Textauszug:
++++

Umwelt | Verkehrspolitik

Weniger auf Achse!

Das viel zitierte Verkehrsaufkommen stößt in unserem Land eindeutig und unstrittig an seine Grenzen. Ideen für eine mögliche Zukunft im Gastkommentar von Heinrich Zanon.
Stau Autobahn
Foto: Othmar Seehauser
Das viel zitierte Verkehrsaufkommen stößt in unserem Land eindeutig und unstrittig an seine Grenzen, auf der Brennerautobahn, auf den Staatsstraßen im Pustertal, im Vinschgau, im Überetsch, im Unterland und in Gröden, auf den Stadtzufahrten, in den Städten und häufig auch auf Landesstraßen und in vielen kleineren Ortschaften. Und jedenfalls verursacht es einen unzumutbar hohen Ausstoß an CO₂ und Feinstaub.
Dafür verantwortlich sind wir alle, wir hier, wir, die wir von hier wegwollen, diejenigen, die zu uns wollen, und diejenigen, die bei uns durchrauschen.
Anderswo sieht es kaum besser aus.
Nach Lösungen wird geforscht, um Lösungen wird gepokert. Der Ruf nach technolgieunterstütztem Verkehrsmanagement, nach neuen Straßen, nach zusätzlichen Umfahrungen und nach aberwitzigen Untertunnelungen wird lauter und gereizter.
Aber machen wir uns nichts vor: eine verlässliche Abhilfe vom unzumutbar gewordenen Übermaß an Verkehr wird es nur durch ein schmerzliches Weniger geben können, ein Weniger an Nachfrage nach Ortsveränderung für Personen und Waren, in unmissverständlich klaren Worten und generell: durch eine Kürzung des Bedarfs an Fahrten und durch Eingrenzung der Art des Fahrens im privaten, im beruflichen, im geschäftlichen und im gewerblichen Bereich.

++++

Rohdaten:
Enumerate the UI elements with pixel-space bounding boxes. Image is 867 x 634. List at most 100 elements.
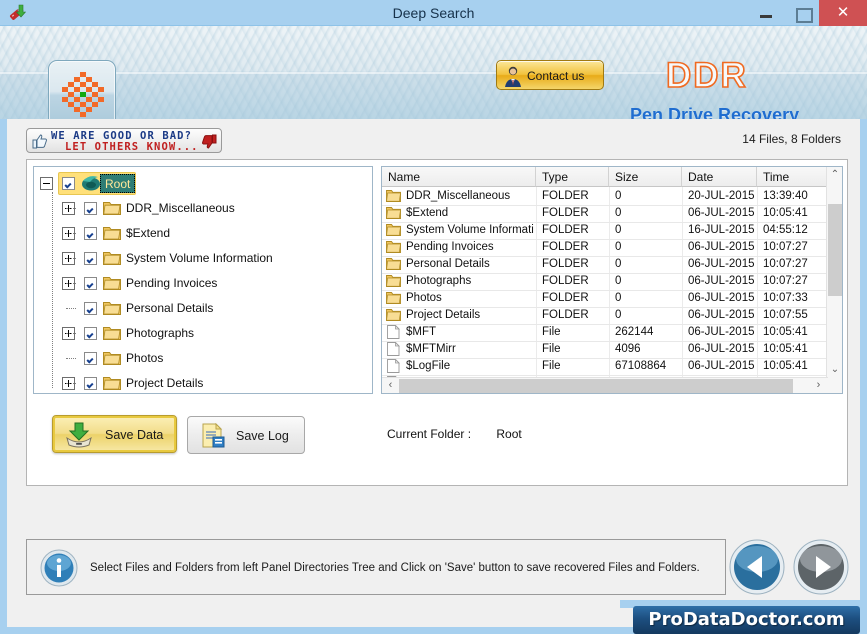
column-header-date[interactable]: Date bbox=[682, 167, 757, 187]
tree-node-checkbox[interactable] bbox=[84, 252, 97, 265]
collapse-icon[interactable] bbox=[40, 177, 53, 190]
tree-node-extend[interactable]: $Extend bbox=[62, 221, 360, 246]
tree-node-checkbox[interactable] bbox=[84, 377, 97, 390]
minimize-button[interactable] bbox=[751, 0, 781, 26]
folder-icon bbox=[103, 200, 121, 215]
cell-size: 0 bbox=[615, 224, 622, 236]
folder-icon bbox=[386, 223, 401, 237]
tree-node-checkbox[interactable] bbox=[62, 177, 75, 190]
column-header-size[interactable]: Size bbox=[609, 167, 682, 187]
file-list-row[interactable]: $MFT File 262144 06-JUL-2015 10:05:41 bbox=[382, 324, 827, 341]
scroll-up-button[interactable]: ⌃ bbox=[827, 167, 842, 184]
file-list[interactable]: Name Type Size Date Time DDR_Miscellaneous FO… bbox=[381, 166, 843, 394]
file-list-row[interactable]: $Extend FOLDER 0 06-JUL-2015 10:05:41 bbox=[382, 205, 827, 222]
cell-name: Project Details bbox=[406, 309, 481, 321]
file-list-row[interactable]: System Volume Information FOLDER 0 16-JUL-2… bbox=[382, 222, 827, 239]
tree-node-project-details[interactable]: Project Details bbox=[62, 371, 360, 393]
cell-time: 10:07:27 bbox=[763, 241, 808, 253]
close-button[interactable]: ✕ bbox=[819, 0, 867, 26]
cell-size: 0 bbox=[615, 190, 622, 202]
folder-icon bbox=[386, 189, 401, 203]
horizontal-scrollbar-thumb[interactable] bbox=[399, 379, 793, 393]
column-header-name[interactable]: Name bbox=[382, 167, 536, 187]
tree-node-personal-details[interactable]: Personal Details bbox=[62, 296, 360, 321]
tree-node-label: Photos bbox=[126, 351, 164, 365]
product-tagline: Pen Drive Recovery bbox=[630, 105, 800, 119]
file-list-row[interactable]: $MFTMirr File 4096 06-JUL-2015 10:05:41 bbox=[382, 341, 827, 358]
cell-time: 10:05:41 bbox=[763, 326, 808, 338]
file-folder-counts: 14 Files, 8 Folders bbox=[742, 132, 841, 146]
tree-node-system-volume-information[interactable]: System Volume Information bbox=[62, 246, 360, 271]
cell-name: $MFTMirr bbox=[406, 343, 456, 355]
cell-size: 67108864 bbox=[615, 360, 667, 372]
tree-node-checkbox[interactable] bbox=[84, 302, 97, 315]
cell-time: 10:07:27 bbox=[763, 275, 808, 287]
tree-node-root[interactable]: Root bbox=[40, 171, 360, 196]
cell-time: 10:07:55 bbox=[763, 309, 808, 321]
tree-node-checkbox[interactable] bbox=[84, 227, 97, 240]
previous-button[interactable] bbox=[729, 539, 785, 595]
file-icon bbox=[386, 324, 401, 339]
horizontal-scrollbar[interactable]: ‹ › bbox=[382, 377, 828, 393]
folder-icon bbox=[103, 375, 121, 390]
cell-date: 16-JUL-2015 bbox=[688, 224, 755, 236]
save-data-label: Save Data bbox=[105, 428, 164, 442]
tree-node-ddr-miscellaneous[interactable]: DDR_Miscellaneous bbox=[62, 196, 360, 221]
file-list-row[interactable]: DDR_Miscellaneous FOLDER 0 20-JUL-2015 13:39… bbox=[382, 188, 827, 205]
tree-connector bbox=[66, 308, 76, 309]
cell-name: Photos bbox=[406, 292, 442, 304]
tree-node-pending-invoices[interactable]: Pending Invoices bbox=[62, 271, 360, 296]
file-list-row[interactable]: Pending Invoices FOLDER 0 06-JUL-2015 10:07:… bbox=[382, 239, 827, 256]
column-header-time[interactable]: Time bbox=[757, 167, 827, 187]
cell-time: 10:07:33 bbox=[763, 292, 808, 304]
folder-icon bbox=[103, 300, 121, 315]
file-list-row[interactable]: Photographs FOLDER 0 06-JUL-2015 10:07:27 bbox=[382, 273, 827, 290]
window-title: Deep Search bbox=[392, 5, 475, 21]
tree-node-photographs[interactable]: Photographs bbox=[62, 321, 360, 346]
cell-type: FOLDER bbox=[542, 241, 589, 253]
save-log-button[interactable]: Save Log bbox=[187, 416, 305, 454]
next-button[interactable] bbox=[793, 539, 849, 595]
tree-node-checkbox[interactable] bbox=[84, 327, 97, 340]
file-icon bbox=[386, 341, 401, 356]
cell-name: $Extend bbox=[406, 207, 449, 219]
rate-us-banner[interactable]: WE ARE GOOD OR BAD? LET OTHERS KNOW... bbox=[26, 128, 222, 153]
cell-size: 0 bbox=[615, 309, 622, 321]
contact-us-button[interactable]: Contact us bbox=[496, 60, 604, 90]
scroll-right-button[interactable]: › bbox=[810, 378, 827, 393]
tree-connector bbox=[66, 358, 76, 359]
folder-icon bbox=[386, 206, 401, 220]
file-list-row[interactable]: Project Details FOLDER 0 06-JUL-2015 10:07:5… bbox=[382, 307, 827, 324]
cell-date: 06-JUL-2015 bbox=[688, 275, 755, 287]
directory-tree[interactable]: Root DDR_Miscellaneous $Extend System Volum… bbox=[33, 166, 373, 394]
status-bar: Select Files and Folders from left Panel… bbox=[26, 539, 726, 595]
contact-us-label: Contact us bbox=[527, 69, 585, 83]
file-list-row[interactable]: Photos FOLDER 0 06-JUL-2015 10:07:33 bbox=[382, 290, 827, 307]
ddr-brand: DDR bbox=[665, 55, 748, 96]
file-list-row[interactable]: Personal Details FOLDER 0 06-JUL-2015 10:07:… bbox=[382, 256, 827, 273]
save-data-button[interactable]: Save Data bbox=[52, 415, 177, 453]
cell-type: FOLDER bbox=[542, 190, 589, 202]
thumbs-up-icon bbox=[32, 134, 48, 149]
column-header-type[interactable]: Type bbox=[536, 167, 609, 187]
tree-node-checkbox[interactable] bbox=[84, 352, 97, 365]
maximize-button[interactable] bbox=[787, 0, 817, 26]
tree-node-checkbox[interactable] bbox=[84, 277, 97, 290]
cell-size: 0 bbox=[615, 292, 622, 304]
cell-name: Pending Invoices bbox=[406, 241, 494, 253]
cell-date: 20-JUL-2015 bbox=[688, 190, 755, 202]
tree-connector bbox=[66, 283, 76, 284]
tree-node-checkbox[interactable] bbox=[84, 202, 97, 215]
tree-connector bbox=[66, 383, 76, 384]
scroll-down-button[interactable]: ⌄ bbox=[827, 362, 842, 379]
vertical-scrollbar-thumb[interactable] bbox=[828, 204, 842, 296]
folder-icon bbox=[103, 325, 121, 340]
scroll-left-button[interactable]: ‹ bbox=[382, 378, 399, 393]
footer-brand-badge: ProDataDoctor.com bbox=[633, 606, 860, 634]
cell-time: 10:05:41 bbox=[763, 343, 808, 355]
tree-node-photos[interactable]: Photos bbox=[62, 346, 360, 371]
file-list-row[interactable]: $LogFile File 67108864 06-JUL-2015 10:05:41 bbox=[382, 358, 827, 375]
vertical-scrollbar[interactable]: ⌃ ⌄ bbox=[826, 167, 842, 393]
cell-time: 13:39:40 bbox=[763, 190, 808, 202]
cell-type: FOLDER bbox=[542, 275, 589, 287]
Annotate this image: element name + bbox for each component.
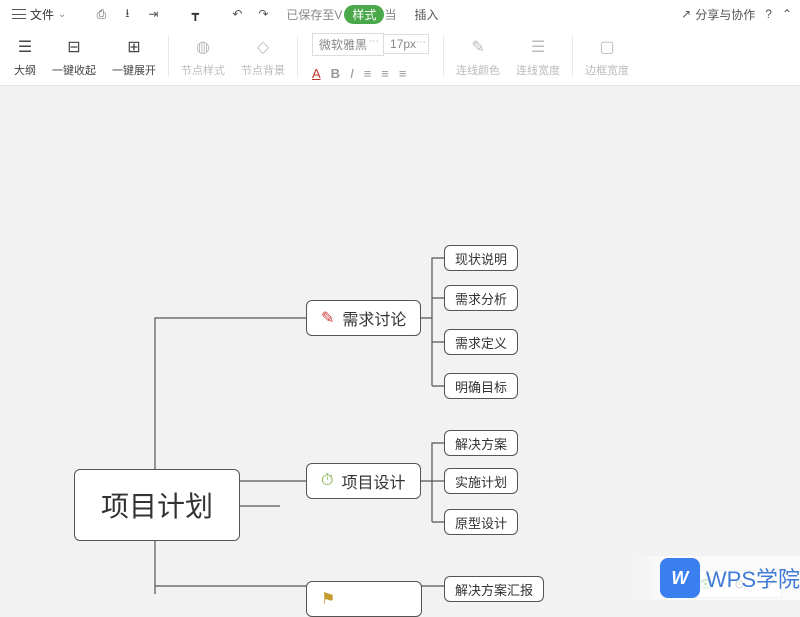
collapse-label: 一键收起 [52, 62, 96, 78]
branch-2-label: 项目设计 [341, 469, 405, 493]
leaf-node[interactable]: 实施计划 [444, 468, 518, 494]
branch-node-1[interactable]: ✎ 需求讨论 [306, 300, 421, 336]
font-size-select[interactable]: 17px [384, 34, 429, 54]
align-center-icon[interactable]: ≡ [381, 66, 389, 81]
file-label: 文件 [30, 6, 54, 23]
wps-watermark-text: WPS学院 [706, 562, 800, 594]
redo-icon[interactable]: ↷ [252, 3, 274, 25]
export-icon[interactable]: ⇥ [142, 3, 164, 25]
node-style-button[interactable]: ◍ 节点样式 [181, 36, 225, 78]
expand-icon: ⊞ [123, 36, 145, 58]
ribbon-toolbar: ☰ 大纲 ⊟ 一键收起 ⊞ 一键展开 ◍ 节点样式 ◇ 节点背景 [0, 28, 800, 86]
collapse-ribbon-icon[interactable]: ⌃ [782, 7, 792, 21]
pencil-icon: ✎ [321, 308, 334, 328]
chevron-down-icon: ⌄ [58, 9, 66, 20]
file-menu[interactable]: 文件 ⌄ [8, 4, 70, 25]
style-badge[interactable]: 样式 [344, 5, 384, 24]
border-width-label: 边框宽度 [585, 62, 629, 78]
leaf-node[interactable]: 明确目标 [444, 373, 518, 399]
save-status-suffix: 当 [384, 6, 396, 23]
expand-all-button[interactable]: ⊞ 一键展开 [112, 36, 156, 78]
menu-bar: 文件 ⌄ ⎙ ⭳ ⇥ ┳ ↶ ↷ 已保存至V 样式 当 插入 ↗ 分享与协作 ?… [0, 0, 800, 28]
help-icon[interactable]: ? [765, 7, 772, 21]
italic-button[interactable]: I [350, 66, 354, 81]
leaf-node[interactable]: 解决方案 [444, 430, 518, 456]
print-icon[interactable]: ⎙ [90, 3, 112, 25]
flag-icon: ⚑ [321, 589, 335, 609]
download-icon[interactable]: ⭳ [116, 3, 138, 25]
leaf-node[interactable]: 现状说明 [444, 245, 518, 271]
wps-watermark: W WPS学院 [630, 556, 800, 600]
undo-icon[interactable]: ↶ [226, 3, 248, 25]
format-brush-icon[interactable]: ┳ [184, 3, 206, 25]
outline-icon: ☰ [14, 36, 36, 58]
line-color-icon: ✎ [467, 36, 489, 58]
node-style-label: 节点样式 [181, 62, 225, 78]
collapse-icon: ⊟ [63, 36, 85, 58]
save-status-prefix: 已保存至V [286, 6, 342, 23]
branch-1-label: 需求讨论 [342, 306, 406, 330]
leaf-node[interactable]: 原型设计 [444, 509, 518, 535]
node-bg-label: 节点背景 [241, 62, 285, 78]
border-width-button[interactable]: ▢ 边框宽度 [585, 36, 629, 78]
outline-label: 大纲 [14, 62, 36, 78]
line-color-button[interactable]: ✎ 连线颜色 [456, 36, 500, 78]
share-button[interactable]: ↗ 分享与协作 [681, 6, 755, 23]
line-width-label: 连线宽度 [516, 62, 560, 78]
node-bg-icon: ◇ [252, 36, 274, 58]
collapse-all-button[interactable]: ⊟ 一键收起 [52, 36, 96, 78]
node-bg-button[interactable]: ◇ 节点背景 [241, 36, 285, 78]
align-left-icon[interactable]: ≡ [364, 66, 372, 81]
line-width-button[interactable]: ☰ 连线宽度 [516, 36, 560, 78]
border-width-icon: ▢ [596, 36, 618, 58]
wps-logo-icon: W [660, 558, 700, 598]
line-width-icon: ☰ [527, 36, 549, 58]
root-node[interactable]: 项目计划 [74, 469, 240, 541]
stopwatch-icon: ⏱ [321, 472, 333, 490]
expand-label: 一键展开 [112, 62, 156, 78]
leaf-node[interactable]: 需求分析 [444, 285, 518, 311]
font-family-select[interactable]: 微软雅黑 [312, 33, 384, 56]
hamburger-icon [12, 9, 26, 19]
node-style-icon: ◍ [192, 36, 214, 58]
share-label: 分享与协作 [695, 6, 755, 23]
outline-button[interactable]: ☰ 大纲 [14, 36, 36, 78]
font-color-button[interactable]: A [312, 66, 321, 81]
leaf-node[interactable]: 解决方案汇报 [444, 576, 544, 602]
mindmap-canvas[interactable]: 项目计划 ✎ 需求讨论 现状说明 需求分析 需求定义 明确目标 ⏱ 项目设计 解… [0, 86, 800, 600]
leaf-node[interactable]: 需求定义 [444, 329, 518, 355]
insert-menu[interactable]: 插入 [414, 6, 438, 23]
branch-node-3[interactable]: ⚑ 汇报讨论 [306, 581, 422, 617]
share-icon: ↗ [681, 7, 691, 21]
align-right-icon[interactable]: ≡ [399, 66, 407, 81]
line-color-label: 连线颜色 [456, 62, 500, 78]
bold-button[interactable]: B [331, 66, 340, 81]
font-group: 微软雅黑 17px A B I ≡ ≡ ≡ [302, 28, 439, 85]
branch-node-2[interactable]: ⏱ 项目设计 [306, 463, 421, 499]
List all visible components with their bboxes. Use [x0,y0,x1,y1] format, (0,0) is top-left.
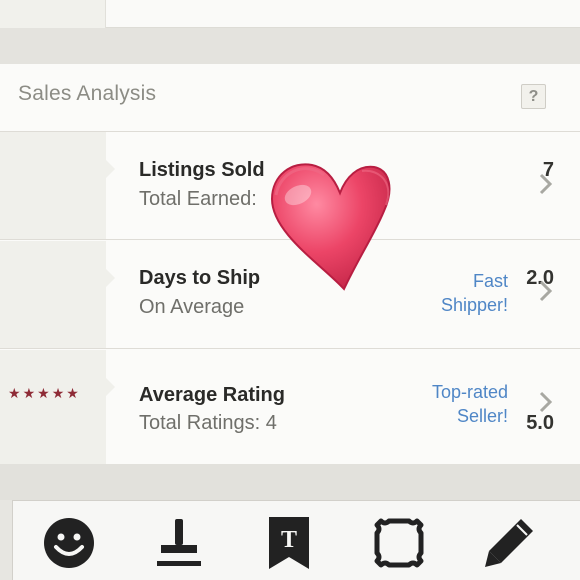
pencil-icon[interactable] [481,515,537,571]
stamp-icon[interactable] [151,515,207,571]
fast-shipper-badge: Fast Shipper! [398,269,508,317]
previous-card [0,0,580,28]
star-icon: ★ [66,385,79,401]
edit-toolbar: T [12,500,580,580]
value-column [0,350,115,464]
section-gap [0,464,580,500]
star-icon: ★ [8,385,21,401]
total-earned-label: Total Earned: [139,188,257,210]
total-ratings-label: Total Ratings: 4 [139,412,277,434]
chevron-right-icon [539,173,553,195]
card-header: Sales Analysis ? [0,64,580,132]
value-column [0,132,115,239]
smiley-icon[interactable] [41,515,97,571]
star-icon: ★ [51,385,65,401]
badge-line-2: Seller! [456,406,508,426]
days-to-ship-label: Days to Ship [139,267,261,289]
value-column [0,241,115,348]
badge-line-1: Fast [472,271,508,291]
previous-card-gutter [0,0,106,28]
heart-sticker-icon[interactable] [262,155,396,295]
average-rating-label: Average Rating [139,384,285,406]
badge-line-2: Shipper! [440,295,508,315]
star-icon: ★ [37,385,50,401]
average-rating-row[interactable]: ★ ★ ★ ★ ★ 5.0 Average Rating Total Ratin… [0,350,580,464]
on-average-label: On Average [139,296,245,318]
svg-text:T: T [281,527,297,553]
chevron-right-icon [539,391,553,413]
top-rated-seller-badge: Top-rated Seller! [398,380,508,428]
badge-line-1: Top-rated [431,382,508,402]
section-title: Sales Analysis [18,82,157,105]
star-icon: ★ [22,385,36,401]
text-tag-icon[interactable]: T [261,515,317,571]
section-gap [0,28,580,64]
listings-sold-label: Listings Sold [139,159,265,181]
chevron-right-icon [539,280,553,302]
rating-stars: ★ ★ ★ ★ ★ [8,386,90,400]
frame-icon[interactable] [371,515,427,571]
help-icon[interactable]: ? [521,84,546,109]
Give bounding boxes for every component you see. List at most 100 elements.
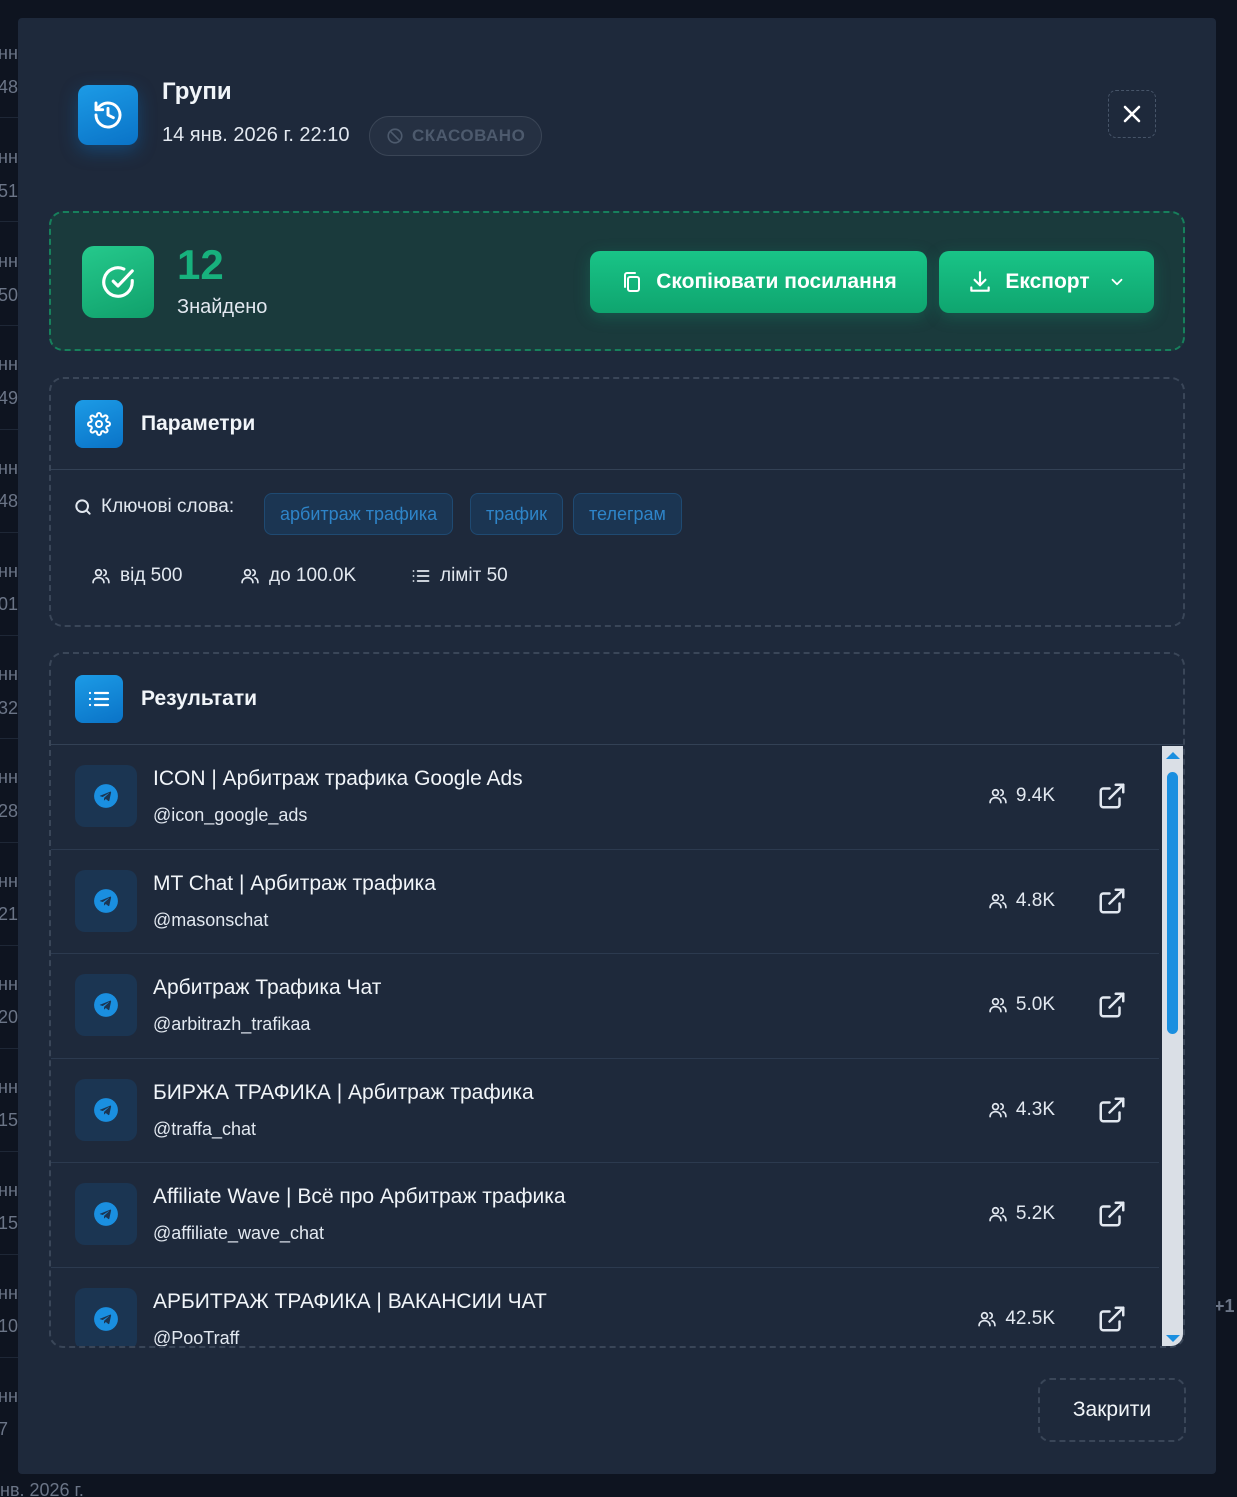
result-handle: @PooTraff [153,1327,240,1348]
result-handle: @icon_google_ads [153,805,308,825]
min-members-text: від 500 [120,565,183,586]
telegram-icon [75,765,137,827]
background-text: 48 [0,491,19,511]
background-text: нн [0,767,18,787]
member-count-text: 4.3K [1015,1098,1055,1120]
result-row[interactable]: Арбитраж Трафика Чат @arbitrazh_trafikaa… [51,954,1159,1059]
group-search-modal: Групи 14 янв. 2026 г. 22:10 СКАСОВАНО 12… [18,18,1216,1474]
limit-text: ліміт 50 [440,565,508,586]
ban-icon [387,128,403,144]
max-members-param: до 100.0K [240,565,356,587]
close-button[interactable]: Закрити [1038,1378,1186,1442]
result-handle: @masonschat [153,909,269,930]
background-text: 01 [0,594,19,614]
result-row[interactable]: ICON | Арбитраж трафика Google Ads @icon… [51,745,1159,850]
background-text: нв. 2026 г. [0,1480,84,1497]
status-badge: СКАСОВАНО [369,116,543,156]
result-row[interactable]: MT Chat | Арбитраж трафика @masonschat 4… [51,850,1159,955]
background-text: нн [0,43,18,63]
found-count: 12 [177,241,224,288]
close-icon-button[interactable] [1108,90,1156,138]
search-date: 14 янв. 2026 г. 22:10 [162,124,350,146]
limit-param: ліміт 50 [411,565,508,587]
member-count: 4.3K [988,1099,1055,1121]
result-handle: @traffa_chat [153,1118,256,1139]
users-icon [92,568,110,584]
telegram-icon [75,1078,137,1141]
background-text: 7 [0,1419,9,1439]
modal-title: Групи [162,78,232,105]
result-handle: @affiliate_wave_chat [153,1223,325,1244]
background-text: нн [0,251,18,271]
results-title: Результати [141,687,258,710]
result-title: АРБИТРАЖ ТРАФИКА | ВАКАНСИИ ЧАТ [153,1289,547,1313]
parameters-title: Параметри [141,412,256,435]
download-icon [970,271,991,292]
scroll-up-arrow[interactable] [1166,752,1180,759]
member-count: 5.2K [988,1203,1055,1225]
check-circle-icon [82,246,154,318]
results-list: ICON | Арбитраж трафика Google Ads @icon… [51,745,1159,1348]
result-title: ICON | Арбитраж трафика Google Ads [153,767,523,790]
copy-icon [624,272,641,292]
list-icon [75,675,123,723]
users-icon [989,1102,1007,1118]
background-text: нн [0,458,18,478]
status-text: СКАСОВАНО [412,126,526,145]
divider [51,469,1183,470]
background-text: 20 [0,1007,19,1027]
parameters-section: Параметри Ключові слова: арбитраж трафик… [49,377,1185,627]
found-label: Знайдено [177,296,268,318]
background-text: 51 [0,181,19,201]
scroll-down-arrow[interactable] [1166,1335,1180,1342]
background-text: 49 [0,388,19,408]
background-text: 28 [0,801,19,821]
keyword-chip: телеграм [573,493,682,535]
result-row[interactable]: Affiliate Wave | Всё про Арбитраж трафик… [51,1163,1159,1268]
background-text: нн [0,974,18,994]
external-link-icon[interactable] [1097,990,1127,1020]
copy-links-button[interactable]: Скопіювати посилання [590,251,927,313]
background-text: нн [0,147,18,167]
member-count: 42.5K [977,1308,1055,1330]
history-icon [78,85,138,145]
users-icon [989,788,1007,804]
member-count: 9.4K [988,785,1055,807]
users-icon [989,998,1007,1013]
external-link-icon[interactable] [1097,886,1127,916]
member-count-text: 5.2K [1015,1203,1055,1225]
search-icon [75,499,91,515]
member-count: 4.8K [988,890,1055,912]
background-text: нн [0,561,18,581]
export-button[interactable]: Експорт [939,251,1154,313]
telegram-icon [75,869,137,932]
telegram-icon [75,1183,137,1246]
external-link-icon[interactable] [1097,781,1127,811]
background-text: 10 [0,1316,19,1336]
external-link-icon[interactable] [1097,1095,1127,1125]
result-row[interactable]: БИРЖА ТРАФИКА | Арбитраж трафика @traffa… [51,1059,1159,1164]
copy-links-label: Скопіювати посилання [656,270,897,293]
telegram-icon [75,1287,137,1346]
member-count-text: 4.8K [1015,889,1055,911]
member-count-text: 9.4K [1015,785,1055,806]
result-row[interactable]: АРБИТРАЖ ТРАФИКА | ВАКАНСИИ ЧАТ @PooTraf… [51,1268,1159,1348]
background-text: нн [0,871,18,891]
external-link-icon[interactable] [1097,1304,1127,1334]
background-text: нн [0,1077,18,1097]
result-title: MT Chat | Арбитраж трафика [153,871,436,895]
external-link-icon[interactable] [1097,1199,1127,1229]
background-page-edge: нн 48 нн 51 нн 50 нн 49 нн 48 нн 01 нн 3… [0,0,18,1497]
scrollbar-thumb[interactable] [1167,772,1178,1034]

++++

Aufgaben:
- 1) Welche beiden Emissionen nennt der Gastkommentar als Folge des Verkehrsaufkommens?
- 2) Überarbeite den Gastkommentar zwischen „Umwelt | Verkehrspolitik“ und „kaum besser aus.“, beide eingeschlossen, und setze dabei „Brennerstraße“ an die Stelle von „Brennerautobahn“.
- 3) Stimmen die folgenden Aussagen mit dem Gastkommentar überein? Beantworte jede mit Ja oder Nein und zitiere die entscheidenden Worte aus dem Text. (a) Anderswo ist die Verkehrslage deutlich besser. (b) Der Ruf nach neuen Straßen und zusätzlichen Umfahrungen wird lauter. (c) Verantwortlich für das Verkehrsaufkommen sind allein die Durchreisenden.

Lösungen:
- 1) CO₂ und Feinstaub.

- 2)
Umwelt | Verkehrspolitik

Weniger auf Achse!

Das viel zitierte Verkehrsaufkommen stößt in unserem Land eindeutig und unstrittig an seine Grenzen. Ideen für eine mögliche Zukunft im Gastkommentar von Heinrich Zanon.
Stau Autobahn
Foto: Othmar Seehauser
Das viel zitierte Verkehrsaufkommen stößt in unserem Land eindeutig und unstrittig an seine Grenzen, auf der Brennerstraße, auf den Staatsstraßen im Pustertal, im Vinschgau, im Überetsch, im Unterland und in Gröden, auf den Stadtzufahrten, in den Städten und häufig auch auf Landesstraßen und in vielen kleineren Ortschaften. Und jedenfalls verursacht es einen unzumutbar hohen Ausstoß an CO₂ und Feinstaub.
Dafür verantwortlich sind wir alle, wir hier, wir, die wir von hier wegwollen, diejenigen, die zu uns wollen, und diejenigen, die bei uns durchrauschen.
Anderswo sieht es kaum besser aus.

- 3)
(a) Nein: „Anderswo sieht es kaum besser aus.“
(b) Ja: „nach neuen Straßen, nach zusätzlichen Umfahrungen und nach aberwitzigen Untertunnelungen wird lauter und gereizter“
(c) Nein: „Dafür verantwortlich sind wir alle“